## Exercise
Pull out all lines from the listing below in which the word "true" appears.

************

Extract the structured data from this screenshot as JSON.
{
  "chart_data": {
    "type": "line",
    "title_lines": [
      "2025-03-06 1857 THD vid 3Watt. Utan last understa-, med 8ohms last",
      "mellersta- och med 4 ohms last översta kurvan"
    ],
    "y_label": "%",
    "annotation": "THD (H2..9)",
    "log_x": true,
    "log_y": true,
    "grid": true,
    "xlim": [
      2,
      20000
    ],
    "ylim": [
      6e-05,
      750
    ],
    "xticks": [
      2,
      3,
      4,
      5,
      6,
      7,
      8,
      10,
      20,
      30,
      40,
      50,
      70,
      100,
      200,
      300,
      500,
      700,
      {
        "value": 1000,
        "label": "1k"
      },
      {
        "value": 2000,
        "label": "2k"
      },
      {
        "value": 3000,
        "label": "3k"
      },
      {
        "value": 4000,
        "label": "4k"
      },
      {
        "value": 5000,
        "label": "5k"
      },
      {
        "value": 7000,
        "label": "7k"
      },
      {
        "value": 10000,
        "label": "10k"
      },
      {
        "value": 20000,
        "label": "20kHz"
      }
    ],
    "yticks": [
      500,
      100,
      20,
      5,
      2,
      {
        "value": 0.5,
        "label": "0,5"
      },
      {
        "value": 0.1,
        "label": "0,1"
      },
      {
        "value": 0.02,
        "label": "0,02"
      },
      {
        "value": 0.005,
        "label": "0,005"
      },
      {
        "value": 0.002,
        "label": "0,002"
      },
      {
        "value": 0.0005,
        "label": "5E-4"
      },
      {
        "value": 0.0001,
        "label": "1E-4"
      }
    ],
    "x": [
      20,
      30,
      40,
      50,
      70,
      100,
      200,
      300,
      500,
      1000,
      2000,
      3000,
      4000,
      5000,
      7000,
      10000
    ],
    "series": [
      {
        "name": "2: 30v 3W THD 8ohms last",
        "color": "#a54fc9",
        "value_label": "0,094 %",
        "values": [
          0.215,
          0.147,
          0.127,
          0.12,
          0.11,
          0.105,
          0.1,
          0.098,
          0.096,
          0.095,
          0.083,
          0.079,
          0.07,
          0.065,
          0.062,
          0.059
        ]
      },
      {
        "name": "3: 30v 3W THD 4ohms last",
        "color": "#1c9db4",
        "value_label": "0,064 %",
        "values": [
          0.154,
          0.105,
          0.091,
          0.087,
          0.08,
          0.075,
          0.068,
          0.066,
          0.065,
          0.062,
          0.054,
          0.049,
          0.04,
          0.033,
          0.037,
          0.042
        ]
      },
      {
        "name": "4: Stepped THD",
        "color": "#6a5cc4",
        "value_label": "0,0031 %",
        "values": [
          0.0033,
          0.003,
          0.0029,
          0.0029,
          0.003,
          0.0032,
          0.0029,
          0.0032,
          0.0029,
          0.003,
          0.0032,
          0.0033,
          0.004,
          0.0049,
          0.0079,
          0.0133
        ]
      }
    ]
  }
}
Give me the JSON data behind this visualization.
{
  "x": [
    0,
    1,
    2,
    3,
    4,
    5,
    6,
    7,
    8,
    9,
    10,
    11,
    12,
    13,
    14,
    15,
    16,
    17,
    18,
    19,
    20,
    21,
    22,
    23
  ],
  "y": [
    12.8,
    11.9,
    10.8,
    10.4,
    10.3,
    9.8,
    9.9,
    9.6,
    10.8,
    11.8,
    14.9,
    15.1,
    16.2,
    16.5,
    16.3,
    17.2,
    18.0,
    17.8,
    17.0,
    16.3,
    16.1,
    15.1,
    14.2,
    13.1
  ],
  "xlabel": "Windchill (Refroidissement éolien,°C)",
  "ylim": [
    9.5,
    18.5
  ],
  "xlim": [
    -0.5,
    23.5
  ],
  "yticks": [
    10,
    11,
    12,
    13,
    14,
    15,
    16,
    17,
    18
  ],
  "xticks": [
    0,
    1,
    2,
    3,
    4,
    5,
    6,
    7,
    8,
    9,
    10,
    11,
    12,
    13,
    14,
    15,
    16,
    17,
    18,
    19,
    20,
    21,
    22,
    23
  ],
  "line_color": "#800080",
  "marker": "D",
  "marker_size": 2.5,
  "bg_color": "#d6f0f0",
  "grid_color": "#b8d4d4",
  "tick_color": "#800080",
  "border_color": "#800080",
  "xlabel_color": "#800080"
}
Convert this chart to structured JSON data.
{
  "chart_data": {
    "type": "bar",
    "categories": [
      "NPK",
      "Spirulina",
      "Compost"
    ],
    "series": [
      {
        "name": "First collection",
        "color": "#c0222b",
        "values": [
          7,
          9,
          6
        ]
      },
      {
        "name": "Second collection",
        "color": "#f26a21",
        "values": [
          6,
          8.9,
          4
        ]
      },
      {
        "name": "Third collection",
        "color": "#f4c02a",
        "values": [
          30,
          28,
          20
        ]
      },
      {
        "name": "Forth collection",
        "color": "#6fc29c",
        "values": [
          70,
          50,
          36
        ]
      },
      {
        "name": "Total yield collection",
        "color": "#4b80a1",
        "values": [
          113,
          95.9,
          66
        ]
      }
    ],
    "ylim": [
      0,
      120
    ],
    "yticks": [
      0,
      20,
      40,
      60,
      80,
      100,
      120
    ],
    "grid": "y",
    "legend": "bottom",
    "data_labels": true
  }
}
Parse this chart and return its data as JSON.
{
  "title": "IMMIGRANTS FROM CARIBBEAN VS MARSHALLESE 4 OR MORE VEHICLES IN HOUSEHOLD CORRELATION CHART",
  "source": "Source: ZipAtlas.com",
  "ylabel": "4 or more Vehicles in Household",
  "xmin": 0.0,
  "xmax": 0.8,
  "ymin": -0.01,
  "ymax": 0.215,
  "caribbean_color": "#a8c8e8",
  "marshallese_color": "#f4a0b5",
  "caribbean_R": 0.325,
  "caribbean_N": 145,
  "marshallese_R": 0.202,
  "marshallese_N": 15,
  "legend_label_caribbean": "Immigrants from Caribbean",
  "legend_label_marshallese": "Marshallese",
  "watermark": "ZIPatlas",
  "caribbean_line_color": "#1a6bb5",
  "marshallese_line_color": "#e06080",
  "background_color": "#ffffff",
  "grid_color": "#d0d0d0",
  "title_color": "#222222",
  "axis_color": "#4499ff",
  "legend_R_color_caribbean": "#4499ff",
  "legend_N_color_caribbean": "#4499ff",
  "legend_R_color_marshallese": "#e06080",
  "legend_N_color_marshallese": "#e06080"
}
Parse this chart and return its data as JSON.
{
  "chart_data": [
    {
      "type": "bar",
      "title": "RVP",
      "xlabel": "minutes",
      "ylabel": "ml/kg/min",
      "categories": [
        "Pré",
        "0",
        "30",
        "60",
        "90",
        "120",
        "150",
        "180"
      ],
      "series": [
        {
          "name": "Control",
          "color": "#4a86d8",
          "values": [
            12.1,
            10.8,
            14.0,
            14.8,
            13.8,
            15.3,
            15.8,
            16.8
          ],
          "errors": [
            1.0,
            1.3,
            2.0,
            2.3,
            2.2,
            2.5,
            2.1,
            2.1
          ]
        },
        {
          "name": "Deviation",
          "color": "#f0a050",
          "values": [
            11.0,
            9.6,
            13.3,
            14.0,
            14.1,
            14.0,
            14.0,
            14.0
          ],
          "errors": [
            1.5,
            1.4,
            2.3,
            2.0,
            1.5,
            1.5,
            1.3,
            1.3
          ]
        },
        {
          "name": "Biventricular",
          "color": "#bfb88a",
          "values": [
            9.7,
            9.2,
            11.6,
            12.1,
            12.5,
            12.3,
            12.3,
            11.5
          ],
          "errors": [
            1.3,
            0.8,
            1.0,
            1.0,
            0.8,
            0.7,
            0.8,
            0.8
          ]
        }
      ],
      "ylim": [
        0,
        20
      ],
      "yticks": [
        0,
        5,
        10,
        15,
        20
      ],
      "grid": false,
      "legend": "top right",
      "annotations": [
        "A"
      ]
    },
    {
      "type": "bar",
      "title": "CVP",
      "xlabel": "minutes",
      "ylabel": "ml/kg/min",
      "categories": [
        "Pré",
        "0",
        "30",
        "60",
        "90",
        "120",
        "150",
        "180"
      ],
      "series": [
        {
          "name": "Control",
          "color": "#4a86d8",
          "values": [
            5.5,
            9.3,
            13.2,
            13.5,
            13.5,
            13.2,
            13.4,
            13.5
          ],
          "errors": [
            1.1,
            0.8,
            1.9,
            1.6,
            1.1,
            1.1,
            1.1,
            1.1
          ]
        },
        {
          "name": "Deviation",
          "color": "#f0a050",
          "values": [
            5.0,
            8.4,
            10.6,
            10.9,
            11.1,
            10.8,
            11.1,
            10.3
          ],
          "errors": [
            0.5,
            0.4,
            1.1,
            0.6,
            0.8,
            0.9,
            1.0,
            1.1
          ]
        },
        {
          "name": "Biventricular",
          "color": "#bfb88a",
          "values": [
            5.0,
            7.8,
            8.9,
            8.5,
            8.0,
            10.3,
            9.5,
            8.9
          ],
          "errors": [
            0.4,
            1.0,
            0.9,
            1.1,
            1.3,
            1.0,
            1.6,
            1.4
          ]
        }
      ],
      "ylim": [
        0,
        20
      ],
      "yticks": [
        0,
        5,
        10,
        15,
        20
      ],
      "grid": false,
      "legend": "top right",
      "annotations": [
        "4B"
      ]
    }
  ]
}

************

## Solution for this task
    "log_x": true,
    "log_y": true,
    "grid": true,
    "data_labels": true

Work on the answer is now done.